* _Task details_: Reproduce the whole listing, character for character.

========

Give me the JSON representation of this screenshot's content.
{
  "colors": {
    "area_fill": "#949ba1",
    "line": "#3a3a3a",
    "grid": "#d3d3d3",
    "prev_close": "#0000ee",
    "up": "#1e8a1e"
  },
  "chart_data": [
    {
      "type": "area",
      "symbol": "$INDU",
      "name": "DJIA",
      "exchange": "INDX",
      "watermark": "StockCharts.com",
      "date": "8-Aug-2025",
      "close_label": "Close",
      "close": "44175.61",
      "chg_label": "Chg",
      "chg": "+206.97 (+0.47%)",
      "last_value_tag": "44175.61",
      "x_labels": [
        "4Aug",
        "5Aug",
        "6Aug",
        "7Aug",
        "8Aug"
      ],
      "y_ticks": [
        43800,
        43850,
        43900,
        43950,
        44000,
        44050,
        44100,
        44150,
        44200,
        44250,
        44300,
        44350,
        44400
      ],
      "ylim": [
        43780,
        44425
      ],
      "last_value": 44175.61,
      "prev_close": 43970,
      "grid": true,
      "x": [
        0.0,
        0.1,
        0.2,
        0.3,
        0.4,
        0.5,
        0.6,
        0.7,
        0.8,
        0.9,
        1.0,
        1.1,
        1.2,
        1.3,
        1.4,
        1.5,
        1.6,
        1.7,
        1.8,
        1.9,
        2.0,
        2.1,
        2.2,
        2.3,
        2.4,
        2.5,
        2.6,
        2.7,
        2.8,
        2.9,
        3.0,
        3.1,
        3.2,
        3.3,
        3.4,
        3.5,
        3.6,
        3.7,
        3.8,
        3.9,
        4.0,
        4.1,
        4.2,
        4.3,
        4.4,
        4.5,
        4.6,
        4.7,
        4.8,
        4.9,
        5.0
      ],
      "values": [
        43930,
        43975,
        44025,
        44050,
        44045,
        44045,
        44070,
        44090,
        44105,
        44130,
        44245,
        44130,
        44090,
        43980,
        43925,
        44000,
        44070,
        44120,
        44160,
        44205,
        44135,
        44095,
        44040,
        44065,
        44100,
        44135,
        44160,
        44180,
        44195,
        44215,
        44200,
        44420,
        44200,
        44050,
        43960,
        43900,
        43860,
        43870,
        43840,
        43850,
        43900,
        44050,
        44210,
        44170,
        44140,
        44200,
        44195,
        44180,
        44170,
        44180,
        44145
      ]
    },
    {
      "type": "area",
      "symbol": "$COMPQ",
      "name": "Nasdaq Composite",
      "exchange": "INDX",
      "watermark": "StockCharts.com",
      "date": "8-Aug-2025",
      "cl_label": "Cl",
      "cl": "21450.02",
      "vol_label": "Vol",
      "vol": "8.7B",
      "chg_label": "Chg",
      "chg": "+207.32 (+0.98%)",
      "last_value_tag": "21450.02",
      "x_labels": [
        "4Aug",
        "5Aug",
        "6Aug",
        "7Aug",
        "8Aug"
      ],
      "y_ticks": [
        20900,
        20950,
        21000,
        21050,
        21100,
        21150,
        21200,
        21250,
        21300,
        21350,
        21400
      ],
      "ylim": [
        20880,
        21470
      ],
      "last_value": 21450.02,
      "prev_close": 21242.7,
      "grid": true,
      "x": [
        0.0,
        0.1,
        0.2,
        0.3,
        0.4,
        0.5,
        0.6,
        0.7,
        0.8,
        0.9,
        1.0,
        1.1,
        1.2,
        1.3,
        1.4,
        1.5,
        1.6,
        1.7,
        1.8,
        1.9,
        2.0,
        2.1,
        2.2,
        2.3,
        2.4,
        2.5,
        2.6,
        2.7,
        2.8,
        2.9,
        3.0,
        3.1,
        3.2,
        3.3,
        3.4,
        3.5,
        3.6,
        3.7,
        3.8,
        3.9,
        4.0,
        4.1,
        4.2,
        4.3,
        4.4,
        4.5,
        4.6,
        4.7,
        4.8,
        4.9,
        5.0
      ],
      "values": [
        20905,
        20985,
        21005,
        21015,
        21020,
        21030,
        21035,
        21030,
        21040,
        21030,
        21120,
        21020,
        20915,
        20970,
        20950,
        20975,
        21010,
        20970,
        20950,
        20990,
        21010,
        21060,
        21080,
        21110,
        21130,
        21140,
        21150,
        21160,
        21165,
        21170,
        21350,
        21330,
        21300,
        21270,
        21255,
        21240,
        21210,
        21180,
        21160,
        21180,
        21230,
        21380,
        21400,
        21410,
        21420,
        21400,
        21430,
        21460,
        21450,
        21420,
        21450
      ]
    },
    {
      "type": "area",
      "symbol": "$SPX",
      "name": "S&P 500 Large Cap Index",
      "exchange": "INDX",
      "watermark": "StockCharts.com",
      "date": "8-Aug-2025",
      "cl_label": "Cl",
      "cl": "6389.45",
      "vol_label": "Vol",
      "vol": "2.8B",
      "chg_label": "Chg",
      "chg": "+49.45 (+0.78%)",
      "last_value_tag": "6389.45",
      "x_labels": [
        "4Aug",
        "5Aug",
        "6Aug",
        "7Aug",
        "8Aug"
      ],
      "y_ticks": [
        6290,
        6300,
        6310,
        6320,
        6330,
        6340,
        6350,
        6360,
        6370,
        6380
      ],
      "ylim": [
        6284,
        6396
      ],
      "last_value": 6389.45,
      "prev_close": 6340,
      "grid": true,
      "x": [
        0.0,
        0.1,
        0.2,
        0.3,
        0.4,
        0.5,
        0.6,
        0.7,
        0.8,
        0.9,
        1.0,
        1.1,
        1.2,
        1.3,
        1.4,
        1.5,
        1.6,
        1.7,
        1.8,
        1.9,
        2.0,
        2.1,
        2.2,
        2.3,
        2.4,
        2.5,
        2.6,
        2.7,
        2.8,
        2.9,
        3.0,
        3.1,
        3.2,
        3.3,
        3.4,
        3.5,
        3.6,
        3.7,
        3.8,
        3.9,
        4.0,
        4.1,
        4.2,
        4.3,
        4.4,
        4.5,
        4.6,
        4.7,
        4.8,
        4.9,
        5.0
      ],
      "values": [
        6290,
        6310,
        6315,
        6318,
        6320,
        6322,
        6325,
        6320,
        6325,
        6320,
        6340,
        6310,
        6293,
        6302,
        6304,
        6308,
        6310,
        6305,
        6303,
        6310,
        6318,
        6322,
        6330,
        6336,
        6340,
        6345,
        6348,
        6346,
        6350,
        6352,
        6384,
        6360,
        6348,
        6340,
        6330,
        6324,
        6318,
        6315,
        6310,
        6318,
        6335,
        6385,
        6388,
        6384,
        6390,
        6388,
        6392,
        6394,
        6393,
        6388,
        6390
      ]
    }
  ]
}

========

* _Answer in full_:
Give me the JSON representation of this screenshot's content.
{
  "colors": {
    "area_fill": "#949ba1",
    "line": "#3a3a3a",
    "grid": "#d3d3d3",
    "prev_close": "#0000ee",
    "up": "#1e8a1e"
  },
  "chart_data": [
    {
      "type": "area",
      "symbol": "$INDU",
      "name": "DJIA",
      "exchange": "INDX",
      "watermark": "StockCharts.com",
      "date": "8-Aug-2025",
      "close_label": "Close",
      "close": "44175.61",
      "chg_label": "Chg",
      "chg": "+206.97 (+0.47%)",
      "last_value_tag": "44175.61",
      "x_labels": [
        "4Aug",
        "5Aug",
        "6Aug",
        "7Aug",
        "8Aug"
      ],
      "y_ticks": [
        43800,
        43850,
        43900,
        43950,
        44000,
        44050,
        44100,
        44150,
        44200,
        44250,
        44300,
        44350,
        44400
      ],
      "ylim": [
        43780,
        44425
      ],
      "last_value": 44175.61,
      "prev_close": 43970,
      "grid": true,
      "x": [
        0.0,
        0.1,
        0.2,
        0.3,
        0.4,
        0.5,
        0.6,
        0.7,
        0.8,
        0.9,
        1.0,
        1.1,
        1.2,
        1.3,
        1.4,
        1.5,
        1.6,
        1.7,
        1.8,
        1.9,
        2.0,
        2.1,
        2.2,
        2.3,
        2.4,
        2.5,
        2.6,
        2.7,
        2.8,
        2.9,
        3.0,
        3.1,
        3.2,
        3.3,
        3.4,
        3.5,
        3.6,
        3.7,
        3.8,
        3.9,
        4.0,
        4.1,
        4.2,
        4.3,
        4.4,
        4.5,
        4.6,
        4.7,
        4.8,
        4.9,
        5.0
      ],
      "values": [
        43930,
        43975,
        44025,
        44050,
        44045,
        44045,
        44070,
        44090,
        44105,
        44130,
        44245,
        44130,
        44090,
        43980,
        43925,
        44000,
        44070,
        44120,
        44160,
        44205,
        44135,
        44095,
        44040,
        44065,
        44100,
        44135,
        44160,
        44180,
        44195,
        44215,
        44200,
        44420,
        44200,
        44050,
        43960,
        43900,
        43860,
        43870,
        43840,
        43850,
        43900,
        44050,
        44210,
        44170,
        44140,
        44200,
        44195,
        44180,
        44170,
        44180,
        44145
      ]
    },
    {
      "type": "area",
      "symbol": "$COMPQ",
      "name": "Nasdaq Composite",
      "exchange": "INDX",
      "watermark": "StockCharts.com",
      "date": "8-Aug-2025",
      "cl_label": "Cl",
      "cl": "21450.02",
      "vol_label": "Vol",
      "vol": "8.7B",
      "chg_label": "Chg",
      "chg": "+207.32 (+0.98%)",
      "last_value_tag": "21450.02",
      "x_labels": [
        "4Aug",
        "5Aug",
        "6Aug",
        "7Aug",
        "8Aug"
      ],
      "y_ticks": [
        20900,
        20950,
        21000,
        21050,
        21100,
        21150,
        21200,
        21250,
        21300,
        21350,
        21400
      ],
      "ylim": [
        20880,
        21470
      ],
      "last_value": 21450.02,
      "prev_close": 21242.7,
      "grid": true,
      "x": [
        0.0,
        0.1,
        0.2,
        0.3,
        0.4,
        0.5,
        0.6,
        0.7,
        0.8,
        0.9,
        1.0,
        1.1,
        1.2,
        1.3,
        1.4,
        1.5,
        1.6,
        1.7,
        1.8,
        1.9,
        2.0,
        2.1,
        2.2,
        2.3,
        2.4,
        2.5,
        2.6,
        2.7,
        2.8,
        2.9,
        3.0,
        3.1,
        3.2,
        3.3,
        3.4,
        3.5,
        3.6,
        3.7,
        3.8,
        3.9,
        4.0,
        4.1,
        4.2,
        4.3,
        4.4,
        4.5,
        4.6,
        4.7,
        4.8,
        4.9,
        5.0
      ],
      "values": [
        20905,
        20985,
        21005,
        21015,
        21020,
        21030,
        21035,
        21030,
        21040,
        21030,
        21120,
        21020,
        20915,
        20970,
        20950,
        20975,
        21010,
        20970,
        20950,
        20990,
        21010,
        21060,
        21080,
        21110,
        21130,
        21140,
        21150,
        21160,
        21165,
        21170,
        21350,
        21330,
        21300,
        21270,
        21255,
        21240,
        21210,
        21180,
        21160,
        21180,
        21230,
        21380,
        21400,
        21410,
        21420,
        21400,
        21430,
        21460,
        21450,
        21420,
        21450
      ]
    },
    {
      "type": "area",
      "symbol": "$SPX",
      "name": "S&P 500 Large Cap Index",
      "exchange": "INDX",
      "watermark": "StockCharts.com",
      "date": "8-Aug-2025",
      "cl_label": "Cl",
      "cl": "6389.45",
      "vol_label": "Vol",
      "vol": "2.8B",
      "chg_label": "Chg",
      "chg": "+49.45 (+0.78%)",
      "last_value_tag": "6389.45",
      "x_labels": [
        "4Aug",
        "5Aug",
        "6Aug",
        "7Aug",
        "8Aug"
      ],
      "y_ticks": [
        6290,
        6300,
        6310,
        6320,
        6330,
        6340,
        6350,
        6360,
        6370,
        6380
      ],
      "ylim": [
        6284,
        6396
      ],
      "last_value": 6389.45,
      "prev_close": 6340,
      "grid": true,
      "x": [
        0.0,
        0.1,
        0.2,
        0.3,
        0.4,
        0.5,
        0.6,
        0.7,
        0.8,
        0.9,
        1.0,
        1.1,
        1.2,
        1.3,
        1.4,
        1.5,
        1.6,
        1.7,
        1.8,
        1.9,
        2.0,
        2.1,
        2.2,
        2.3,
        2.4,
        2.5,
        2.6,
        2.7,
        2.8,
        2.9,
        3.0,
        3.1,
        3.2,
        3.3,
        3.4,
        3.5,
        3.6,
        3.7,
        3.8,
        3.9,
        4.0,
        4.1,
        4.2,
        4.3,
        4.4,
        4.5,
        4.6,
        4.7,
        4.8,
        4.9,
        5.0
      ],
      "values": [
        6290,
        6310,
        6315,
        6318,
        6320,
        6322,
        6325,
        6320,
        6325,
        6320,
        6340,
        6310,
        6293,
        6302,
        6304,
        6308,
        6310,
        6305,
        6303,
        6310,
        6318,
        6322,
        6330,
        6336,
        6340,
        6345,
        6348,
        6346,
        6350,
        6352,
        6384,
        6360,
        6348,
        6340,
        6330,
        6324,
        6318,
        6315,
        6310,
        6318,
        6335,
        6385,
        6388,
        6384,
        6390,
        6388,
        6392,
        6394,
        6393,
        6388,
        6390
      ]
    }
  ]
}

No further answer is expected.